What needs to be done: Leave out the images; return the rest of the data exactly.

Excerpted records:
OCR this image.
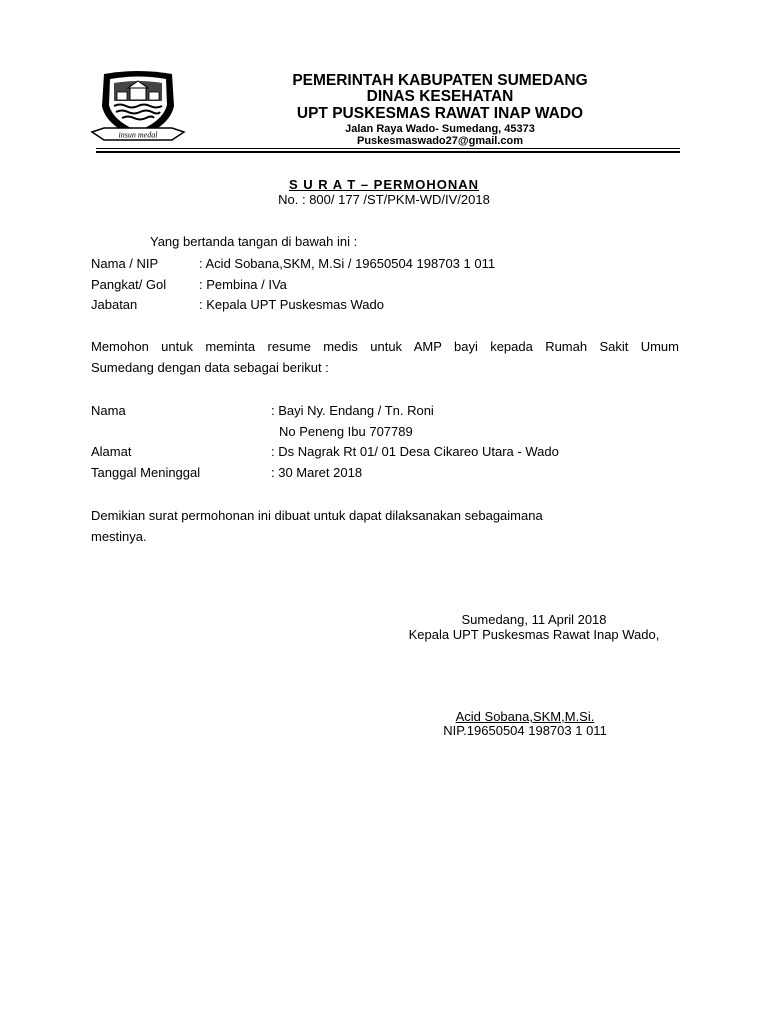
insun medal
PEMERINTAH KABUPATEN SUMEDANG
DINAS KESEHATAN
UPT PUSKESMAS RAWAT INAP WADO
Jalan Raya Wado- Sumedang, 45373
Puskesmaswado27@gmail.com
S U R A T – PERMOHONAN
No. : 800/ 177 /ST/PKM-WD/IV/2018
Yang bertanda tangan di bawah ini :
Nama / NIP	: Acid Sobana,SKM, M.Si / 19650504 198703 1 011
Pangkat/ Gol	: Pembina / IVa
Jabatan	: Kepala UPT Puskesmas Wado
Memohon untuk meminta resume medis untuk AMP bayi kepada Rumah Sakit Umum
Sumedang dengan data sebagai berikut :
Nama	: Bayi Ny. Endang / Tn. Roni
No Peneng Ibu 707789
Alamat	: Ds Nagrak Rt 01/ 01 Desa Cikareo Utara - Wado
Tanggal Meninggal	: 30 Maret 2018
Demikian surat permohonan ini dibuat untuk dapat dilaksanakan sebagaimana
mestinya.
Sumedang, 11 April 2018
Kepala UPT Puskesmas Rawat Inap Wado,
Acid Sobana,SKM,M.Si.
NIP.19650504 198703 1 011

Response:
OCR this image.
insun medal
PEMERINTAH KABUPATEN SUMEDANG
DINAS KESEHATAN
UPT PUSKESMAS RAWAT INAP WADO
Jalan Raya Wado- Sumedang, 45373
Puskesmaswado27@gmail.com
S U R A T – PERMOHONAN
No. : 800/ 177 /ST/PKM-WD/IV/2018
Yang bertanda tangan di bawah ini :
Nama / NIP	: Acid Sobana,SKM, M.Si / 19650504 198703 1 011
Pangkat/ Gol	: Pembina / IVa
Jabatan	: Kepala UPT Puskesmas Wado
Memohon untuk meminta resume medis untuk AMP bayi kepada Rumah Sakit Umum
Sumedang dengan data sebagai berikut :
Nama	: Bayi Ny. Endang / Tn. Roni
No Peneng Ibu 707789
Alamat	: Ds Nagrak Rt 01/ 01 Desa Cikareo Utara - Wado
Tanggal Meninggal	: 30 Maret 2018
Demikian surat permohonan ini dibuat untuk dapat dilaksanakan sebagaimana
mestinya.
Sumedang, 11 April 2018
Kepala UPT Puskesmas Rawat Inap Wado,
Acid Sobana,SKM,M.Si.
NIP.19650504 198703 1 011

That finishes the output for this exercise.